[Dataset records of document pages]
—————
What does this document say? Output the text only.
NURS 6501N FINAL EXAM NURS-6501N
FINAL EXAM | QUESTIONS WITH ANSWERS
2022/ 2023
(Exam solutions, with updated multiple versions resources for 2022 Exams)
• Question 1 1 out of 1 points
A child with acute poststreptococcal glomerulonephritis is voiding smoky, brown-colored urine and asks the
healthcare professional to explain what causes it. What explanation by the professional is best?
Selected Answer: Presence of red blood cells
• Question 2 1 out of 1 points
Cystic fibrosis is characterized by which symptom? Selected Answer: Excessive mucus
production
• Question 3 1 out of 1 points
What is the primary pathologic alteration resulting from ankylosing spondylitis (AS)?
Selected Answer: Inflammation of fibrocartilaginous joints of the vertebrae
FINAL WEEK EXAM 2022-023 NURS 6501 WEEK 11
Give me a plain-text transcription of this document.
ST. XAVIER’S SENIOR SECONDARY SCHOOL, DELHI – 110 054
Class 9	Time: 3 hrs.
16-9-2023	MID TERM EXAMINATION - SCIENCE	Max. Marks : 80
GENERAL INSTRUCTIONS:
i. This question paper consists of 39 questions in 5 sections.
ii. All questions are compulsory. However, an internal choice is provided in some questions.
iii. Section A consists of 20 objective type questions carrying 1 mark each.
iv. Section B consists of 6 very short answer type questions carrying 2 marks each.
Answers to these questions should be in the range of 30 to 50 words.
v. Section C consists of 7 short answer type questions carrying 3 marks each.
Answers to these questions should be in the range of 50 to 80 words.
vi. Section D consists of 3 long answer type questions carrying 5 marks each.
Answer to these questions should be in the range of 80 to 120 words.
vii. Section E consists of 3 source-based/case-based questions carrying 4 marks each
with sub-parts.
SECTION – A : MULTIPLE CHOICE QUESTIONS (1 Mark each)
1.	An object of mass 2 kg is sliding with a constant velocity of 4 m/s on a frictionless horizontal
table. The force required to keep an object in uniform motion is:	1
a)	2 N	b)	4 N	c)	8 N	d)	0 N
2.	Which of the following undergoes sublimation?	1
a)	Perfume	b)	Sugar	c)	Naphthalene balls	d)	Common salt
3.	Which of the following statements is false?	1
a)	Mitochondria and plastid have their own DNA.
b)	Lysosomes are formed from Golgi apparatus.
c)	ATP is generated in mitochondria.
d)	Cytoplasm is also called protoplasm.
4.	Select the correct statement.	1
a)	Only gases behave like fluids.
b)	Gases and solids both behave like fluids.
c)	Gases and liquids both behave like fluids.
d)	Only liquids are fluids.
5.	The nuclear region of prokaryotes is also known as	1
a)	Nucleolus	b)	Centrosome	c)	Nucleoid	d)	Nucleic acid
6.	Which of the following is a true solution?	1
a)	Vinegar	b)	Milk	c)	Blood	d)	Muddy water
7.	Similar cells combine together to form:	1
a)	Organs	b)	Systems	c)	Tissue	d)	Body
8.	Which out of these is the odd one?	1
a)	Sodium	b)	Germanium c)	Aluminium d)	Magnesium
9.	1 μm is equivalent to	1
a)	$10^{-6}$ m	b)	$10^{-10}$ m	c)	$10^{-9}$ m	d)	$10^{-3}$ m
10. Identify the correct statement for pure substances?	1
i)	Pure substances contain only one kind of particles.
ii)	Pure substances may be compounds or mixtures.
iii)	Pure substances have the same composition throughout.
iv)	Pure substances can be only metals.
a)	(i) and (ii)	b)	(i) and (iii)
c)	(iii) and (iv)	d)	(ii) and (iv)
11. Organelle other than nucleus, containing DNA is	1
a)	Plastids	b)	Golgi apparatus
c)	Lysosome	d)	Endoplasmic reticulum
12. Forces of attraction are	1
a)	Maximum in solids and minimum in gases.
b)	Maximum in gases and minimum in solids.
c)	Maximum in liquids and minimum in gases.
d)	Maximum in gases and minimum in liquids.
—————
▸ **Assignment**
The answer should be all lines from the entries above that hold the word "each".

▸ **Result of this exercise**
iii. Section A consists of 20 objective type questions carrying 1 mark each.
iv. Section B consists of 6 very short answer type questions carrying 2 marks each.
v. Section C consists of 7 short answer type questions carrying 3 marks each.
vi. Section D consists of 3 long answer type questions carrying 5 marks each.
vii. Section E consists of 3 source-based/case-based questions carrying 4 marks each
SECTION – A : MULTIPLE CHOICE QUESTIONS (1 Mark each)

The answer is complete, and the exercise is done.